Extracted records:
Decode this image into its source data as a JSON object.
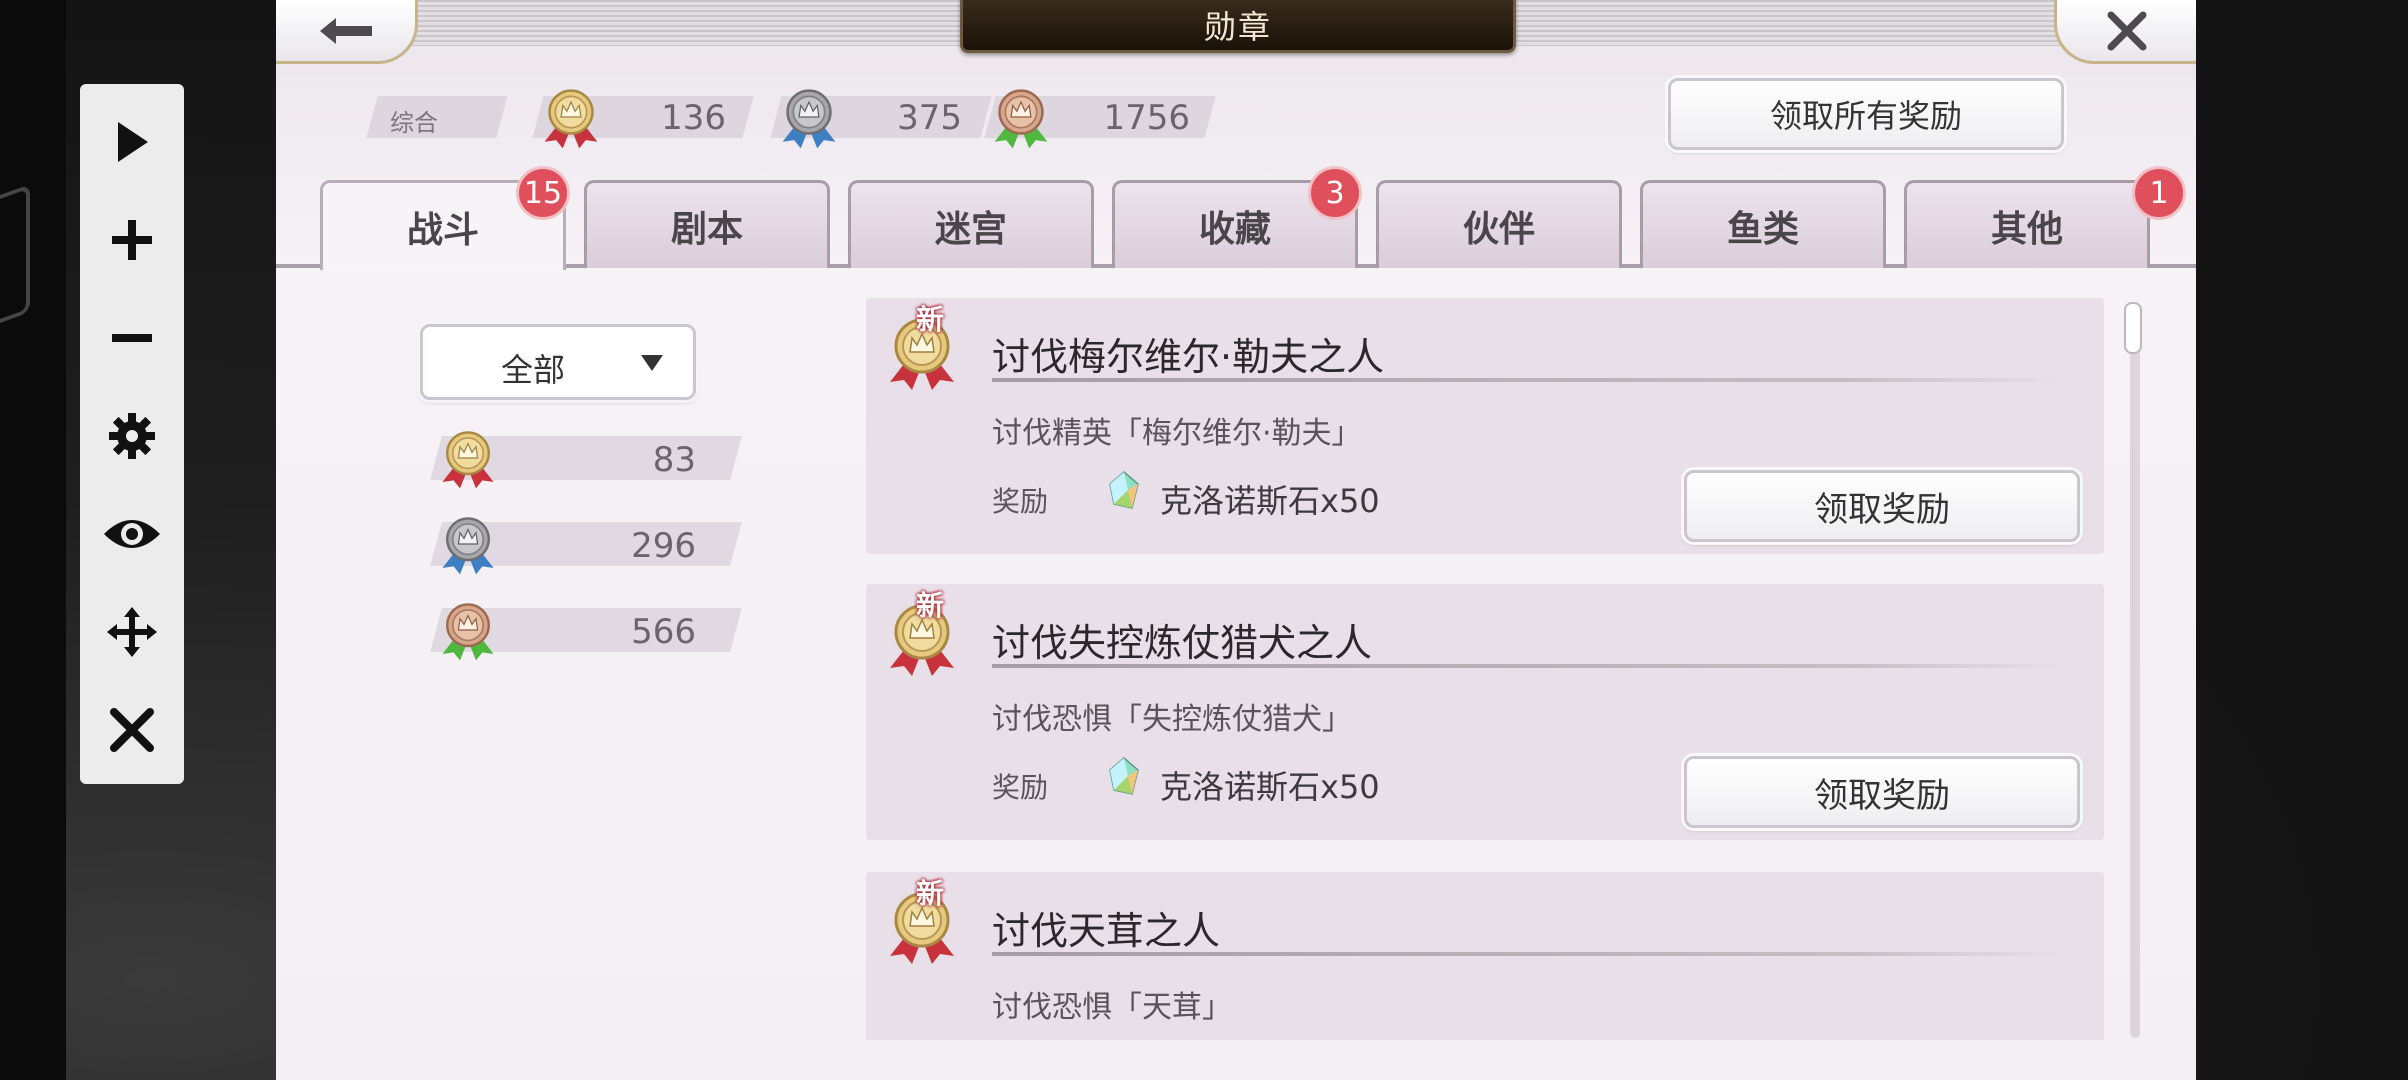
{
  "header": {
    "title": "勋章"
  },
  "summary": {
    "label": "综合",
    "gold": "136",
    "silver": "375",
    "bronze": "1756"
  },
  "claim_all_label": "领取所有奖励",
  "tabs": [
    {
      "label": "战斗",
      "badge": "15",
      "active": true
    },
    {
      "label": "剧本"
    },
    {
      "label": "迷宫"
    },
    {
      "label": "收藏",
      "badge": "3"
    },
    {
      "label": "伙伴"
    },
    {
      "label": "鱼类"
    },
    {
      "label": "其他",
      "badge": "1"
    }
  ],
  "filter": {
    "selected": "全部"
  },
  "counts": {
    "gold": "83",
    "silver": "296",
    "bronze": "566"
  },
  "medals": [
    {
      "new_tag": "新",
      "title": "讨伐梅尔维尔·勒夫之人",
      "desc": "讨伐精英「梅尔维尔·勒夫」",
      "reward_label": "奖励",
      "reward": "克洛诺斯石x50",
      "button": "领取奖励"
    },
    {
      "new_tag": "新",
      "title": "讨伐失控炼仗猎犬之人",
      "desc": "讨伐恐惧「失控炼仗猎犬」",
      "reward_label": "奖励",
      "reward": "克洛诺斯石x50",
      "button": "领取奖励"
    },
    {
      "new_tag": "新",
      "title": "讨伐天茸之人",
      "desc": "讨伐恐惧「天茸」"
    }
  ],
  "colors": {
    "gold": "#d9b768",
    "silver": "#8f8f95",
    "bronze": "#c98f74",
    "ribbon_red": "#c8323c",
    "ribbon_blue": "#3f7fc4",
    "ribbon_green": "#4fb83f",
    "badge": "#e0505c"
  },
  "toolbar_icons": [
    "play-icon",
    "plus-icon",
    "minus-icon",
    "gear-icon",
    "eye-icon",
    "move-icon",
    "close-icon"
  ]
}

Do this: Go through the material above and print all of it exactly, except the pictures.

Answer to the exercise:
Decode this image into its source data as a JSON object.
{
  "header": {
    "title": "勋章"
  },
  "summary": {
    "label": "综合",
    "gold": "136",
    "silver": "375",
    "bronze": "1756"
  },
  "claim_all_label": "领取所有奖励",
  "tabs": [
    {
      "label": "战斗",
      "badge": "15",
      "active": true
    },
    {
      "label": "剧本"
    },
    {
      "label": "迷宫"
    },
    {
      "label": "收藏",
      "badge": "3"
    },
    {
      "label": "伙伴"
    },
    {
      "label": "鱼类"
    },
    {
      "label": "其他",
      "badge": "1"
    }
  ],
  "filter": {
    "selected": "全部"
  },
  "counts": {
    "gold": "83",
    "silver": "296",
    "bronze": "566"
  },
  "medals": [
    {
      "new_tag": "新",
      "title": "讨伐梅尔维尔·勒夫之人",
      "desc": "讨伐精英「梅尔维尔·勒夫」",
      "reward_label": "奖励",
      "reward": "克洛诺斯石x50",
      "button": "领取奖励"
    },
    {
      "new_tag": "新",
      "title": "讨伐失控炼仗猎犬之人",
      "desc": "讨伐恐惧「失控炼仗猎犬」",
      "reward_label": "奖励",
      "reward": "克洛诺斯石x50",
      "button": "领取奖励"
    },
    {
      "new_tag": "新",
      "title": "讨伐天茸之人",
      "desc": "讨伐恐惧「天茸」"
    }
  ],
  "colors": {
    "gold": "#d9b768",
    "silver": "#8f8f95",
    "bronze": "#c98f74",
    "ribbon_red": "#c8323c",
    "ribbon_blue": "#3f7fc4",
    "ribbon_green": "#4fb83f",
    "badge": "#e0505c"
  },
  "toolbar_icons": [
    "play-icon",
    "plus-icon",
    "minus-icon",
    "gear-icon",
    "eye-icon",
    "move-icon",
    "close-icon"
  ]
}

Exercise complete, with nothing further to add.